-- Start of Supplied data --
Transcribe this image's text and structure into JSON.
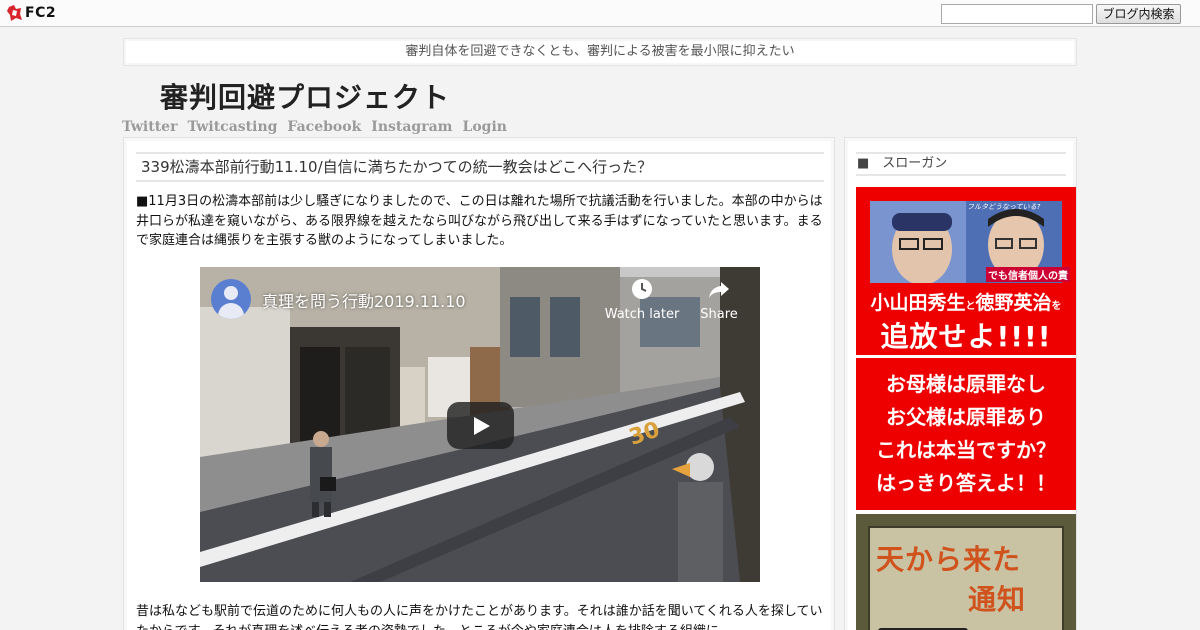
{
  "topbar": {
    "logo_text": "FC2",
    "search_placeholder": "",
    "search_button": "ブログ内検索"
  },
  "header": {
    "tagline": "審判自体を回避できなくとも、審判による被害を最小限に抑えたい",
    "title": "審判回避プロジェクト",
    "nav": [
      "Twitter",
      "Twitcasting",
      "Facebook",
      "Instagram",
      "Login"
    ]
  },
  "post": {
    "title": "339松濤本部前行動11.10/自信に満ちたかつての統一教会はどこへ行った？",
    "paragraph1": "■11月3日の松濤本部前は少し騒ぎになりましたので、この日は離れた場所で抗議活動を行いました。本部の中からは井口らが私達を窺いながら、ある限界線を越えたなら叫びながら飛び出して来る手はずになっていたと思います。まるで家庭連合は縄張りを主張する獣のようになってしまいました。",
    "paragraph2": "昔は私なども駅前で伝道のために何人もの人に声をかけたことがあります。それは誰か話を聞いてくれる人を探していたからです。それが真理を述べ伝える者の姿勢でした。ところが今や家庭連合は人を排除する組織に",
    "video": {
      "title": "真理を問う行動2019.11.10",
      "watch_later": "Watch later",
      "share": "Share",
      "road_marking": "30"
    }
  },
  "sidebar": {
    "heading": "■　スローガン",
    "banner1": {
      "tag_top": "フルタどうなっている?",
      "tag_bottom": "でも信者個人の責",
      "name_left": "小山田秀生",
      "conj": "と",
      "name_right": "徳野英治",
      "particle": "を",
      "cta": "追放せよ!!!!"
    },
    "banner2": {
      "lines": [
        "お母様は原罪なし",
        "お父様は原罪あり",
        "これは本当ですか？",
        "はっきり答えよ！！"
      ]
    },
    "banner3": {
      "line1": "天から来た",
      "line2": "通知"
    }
  },
  "colors": {
    "banner_red": "#ee0000",
    "nav_gray": "#9a9a9a",
    "page_bg": "#f3f3f3"
  }
}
-- End of Supplied data --
Give every record again exactly, apart from the pictures, which stay out.

Complete response.
Transcribe this image's text and structure into JSON.
{
  "topbar": {
    "logo_text": "FC2",
    "search_placeholder": "",
    "search_button": "ブログ内検索"
  },
  "header": {
    "tagline": "審判自体を回避できなくとも、審判による被害を最小限に抑えたい",
    "title": "審判回避プロジェクト",
    "nav": [
      "Twitter",
      "Twitcasting",
      "Facebook",
      "Instagram",
      "Login"
    ]
  },
  "post": {
    "title": "339松濤本部前行動11.10/自信に満ちたかつての統一教会はどこへ行った？",
    "paragraph1": "■11月3日の松濤本部前は少し騒ぎになりましたので、この日は離れた場所で抗議活動を行いました。本部の中からは井口らが私達を窺いながら、ある限界線を越えたなら叫びながら飛び出して来る手はずになっていたと思います。まるで家庭連合は縄張りを主張する獣のようになってしまいました。",
    "paragraph2": "昔は私なども駅前で伝道のために何人もの人に声をかけたことがあります。それは誰か話を聞いてくれる人を探していたからです。それが真理を述べ伝える者の姿勢でした。ところが今や家庭連合は人を排除する組織に",
    "video": {
      "title": "真理を問う行動2019.11.10",
      "watch_later": "Watch later",
      "share": "Share",
      "road_marking": "30"
    }
  },
  "sidebar": {
    "heading": "■　スローガン",
    "banner1": {
      "tag_top": "フルタどうなっている?",
      "tag_bottom": "でも信者個人の責",
      "name_left": "小山田秀生",
      "conj": "と",
      "name_right": "徳野英治",
      "particle": "を",
      "cta": "追放せよ!!!!"
    },
    "banner2": {
      "lines": [
        "お母様は原罪なし",
        "お父様は原罪あり",
        "これは本当ですか？",
        "はっきり答えよ！！"
      ]
    },
    "banner3": {
      "line1": "天から来た",
      "line2": "通知"
    }
  },
  "colors": {
    "banner_red": "#ee0000",
    "nav_gray": "#9a9a9a",
    "page_bg": "#f3f3f3"
  }
}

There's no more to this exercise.